Collected data entries:
# # # # # # #

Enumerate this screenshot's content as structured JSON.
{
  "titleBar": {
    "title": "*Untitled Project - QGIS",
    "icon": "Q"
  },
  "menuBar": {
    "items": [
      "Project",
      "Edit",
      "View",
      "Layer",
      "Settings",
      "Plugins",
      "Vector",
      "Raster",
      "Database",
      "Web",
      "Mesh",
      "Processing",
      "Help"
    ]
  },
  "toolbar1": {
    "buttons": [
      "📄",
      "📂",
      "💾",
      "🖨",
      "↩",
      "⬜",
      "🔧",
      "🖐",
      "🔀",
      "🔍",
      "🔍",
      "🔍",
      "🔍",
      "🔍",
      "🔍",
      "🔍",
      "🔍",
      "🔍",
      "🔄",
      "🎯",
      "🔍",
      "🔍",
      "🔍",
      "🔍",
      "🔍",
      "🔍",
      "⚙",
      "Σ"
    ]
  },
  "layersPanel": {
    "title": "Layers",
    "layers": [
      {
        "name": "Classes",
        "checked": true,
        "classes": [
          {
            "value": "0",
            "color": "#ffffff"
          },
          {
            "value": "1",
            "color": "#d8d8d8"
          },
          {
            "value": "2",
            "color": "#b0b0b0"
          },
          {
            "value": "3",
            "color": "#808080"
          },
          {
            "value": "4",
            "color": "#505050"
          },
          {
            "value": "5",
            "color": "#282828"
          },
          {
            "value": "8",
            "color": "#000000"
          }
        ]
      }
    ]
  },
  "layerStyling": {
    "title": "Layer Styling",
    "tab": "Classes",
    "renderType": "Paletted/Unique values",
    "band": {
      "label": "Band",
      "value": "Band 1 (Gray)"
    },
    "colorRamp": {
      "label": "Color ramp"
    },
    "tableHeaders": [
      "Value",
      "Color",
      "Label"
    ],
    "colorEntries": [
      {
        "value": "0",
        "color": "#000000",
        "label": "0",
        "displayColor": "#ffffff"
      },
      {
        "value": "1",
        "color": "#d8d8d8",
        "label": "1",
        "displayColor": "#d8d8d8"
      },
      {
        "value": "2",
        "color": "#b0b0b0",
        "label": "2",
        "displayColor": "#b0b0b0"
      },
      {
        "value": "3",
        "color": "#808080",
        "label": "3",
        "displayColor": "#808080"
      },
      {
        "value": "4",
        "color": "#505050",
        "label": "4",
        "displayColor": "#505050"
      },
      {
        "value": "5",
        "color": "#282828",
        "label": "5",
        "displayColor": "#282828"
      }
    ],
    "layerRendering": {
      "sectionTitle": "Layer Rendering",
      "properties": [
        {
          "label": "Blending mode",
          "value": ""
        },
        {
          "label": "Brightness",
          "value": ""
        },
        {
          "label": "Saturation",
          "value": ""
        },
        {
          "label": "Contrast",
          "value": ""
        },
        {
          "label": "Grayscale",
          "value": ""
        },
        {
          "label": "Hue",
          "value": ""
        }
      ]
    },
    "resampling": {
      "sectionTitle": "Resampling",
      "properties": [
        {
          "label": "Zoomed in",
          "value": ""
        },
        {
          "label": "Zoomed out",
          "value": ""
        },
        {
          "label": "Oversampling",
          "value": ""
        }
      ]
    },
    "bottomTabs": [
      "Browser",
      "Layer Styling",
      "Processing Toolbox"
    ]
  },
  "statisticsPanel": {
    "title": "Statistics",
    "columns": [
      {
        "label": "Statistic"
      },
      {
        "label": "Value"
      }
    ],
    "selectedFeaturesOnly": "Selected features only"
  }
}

# # # # # # #

## Exercise
Go through the records above and set each one down exactly, please.

## Answer to the exercise
Enumerate this screenshot's content as structured JSON.
{
  "titleBar": {
    "title": "*Untitled Project - QGIS",
    "icon": "Q"
  },
  "menuBar": {
    "items": [
      "Project",
      "Edit",
      "View",
      "Layer",
      "Settings",
      "Plugins",
      "Vector",
      "Raster",
      "Database",
      "Web",
      "Mesh",
      "Processing",
      "Help"
    ]
  },
  "toolbar1": {
    "buttons": [
      "📄",
      "📂",
      "💾",
      "🖨",
      "↩",
      "⬜",
      "🔧",
      "🖐",
      "🔀",
      "🔍",
      "🔍",
      "🔍",
      "🔍",
      "🔍",
      "🔍",
      "🔍",
      "🔍",
      "🔍",
      "🔄",
      "🎯",
      "🔍",
      "🔍",
      "🔍",
      "🔍",
      "🔍",
      "🔍",
      "⚙",
      "Σ"
    ]
  },
  "layersPanel": {
    "title": "Layers",
    "layers": [
      {
        "name": "Classes",
        "checked": true,
        "classes": [
          {
            "value": "0",
            "color": "#ffffff"
          },
          {
            "value": "1",
            "color": "#d8d8d8"
          },
          {
            "value": "2",
            "color": "#b0b0b0"
          },
          {
            "value": "3",
            "color": "#808080"
          },
          {
            "value": "4",
            "color": "#505050"
          },
          {
            "value": "5",
            "color": "#282828"
          },
          {
            "value": "8",
            "color": "#000000"
          }
        ]
      }
    ]
  },
  "layerStyling": {
    "title": "Layer Styling",
    "tab": "Classes",
    "renderType": "Paletted/Unique values",
    "band": {
      "label": "Band",
      "value": "Band 1 (Gray)"
    },
    "colorRamp": {
      "label": "Color ramp"
    },
    "tableHeaders": [
      "Value",
      "Color",
      "Label"
    ],
    "colorEntries": [
      {
        "value": "0",
        "color": "#000000",
        "label": "0",
        "displayColor": "#ffffff"
      },
      {
        "value": "1",
        "color": "#d8d8d8",
        "label": "1",
        "displayColor": "#d8d8d8"
      },
      {
        "value": "2",
        "color": "#b0b0b0",
        "label": "2",
        "displayColor": "#b0b0b0"
      },
      {
        "value": "3",
        "color": "#808080",
        "label": "3",
        "displayColor": "#808080"
      },
      {
        "value": "4",
        "color": "#505050",
        "label": "4",
        "displayColor": "#505050"
      },
      {
        "value": "5",
        "color": "#282828",
        "label": "5",
        "displayColor": "#282828"
      }
    ],
    "layerRendering": {
      "sectionTitle": "Layer Rendering",
      "properties": [
        {
          "label": "Blending mode",
          "value": ""
        },
        {
          "label": "Brightness",
          "value": ""
        },
        {
          "label": "Saturation",
          "value": ""
        },
        {
          "label": "Contrast",
          "value": ""
        },
        {
          "label": "Grayscale",
          "value": ""
        },
        {
          "label": "Hue",
          "value": ""
        }
      ]
    },
    "resampling": {
      "sectionTitle": "Resampling",
      "properties": [
        {
          "label": "Zoomed in",
          "value": ""
        },
        {
          "label": "Zoomed out",
          "value": ""
        },
        {
          "label": "Oversampling",
          "value": ""
        }
      ]
    },
    "bottomTabs": [
      "Browser",
      "Layer Styling",
      "Processing Toolbox"
    ]
  },
  "statisticsPanel": {
    "title": "Statistics",
    "columns": [
      {
        "label": "Statistic"
      },
      {
        "label": "Value"
      }
    ],
    "selectedFeaturesOnly": "Selected features only"
  }
}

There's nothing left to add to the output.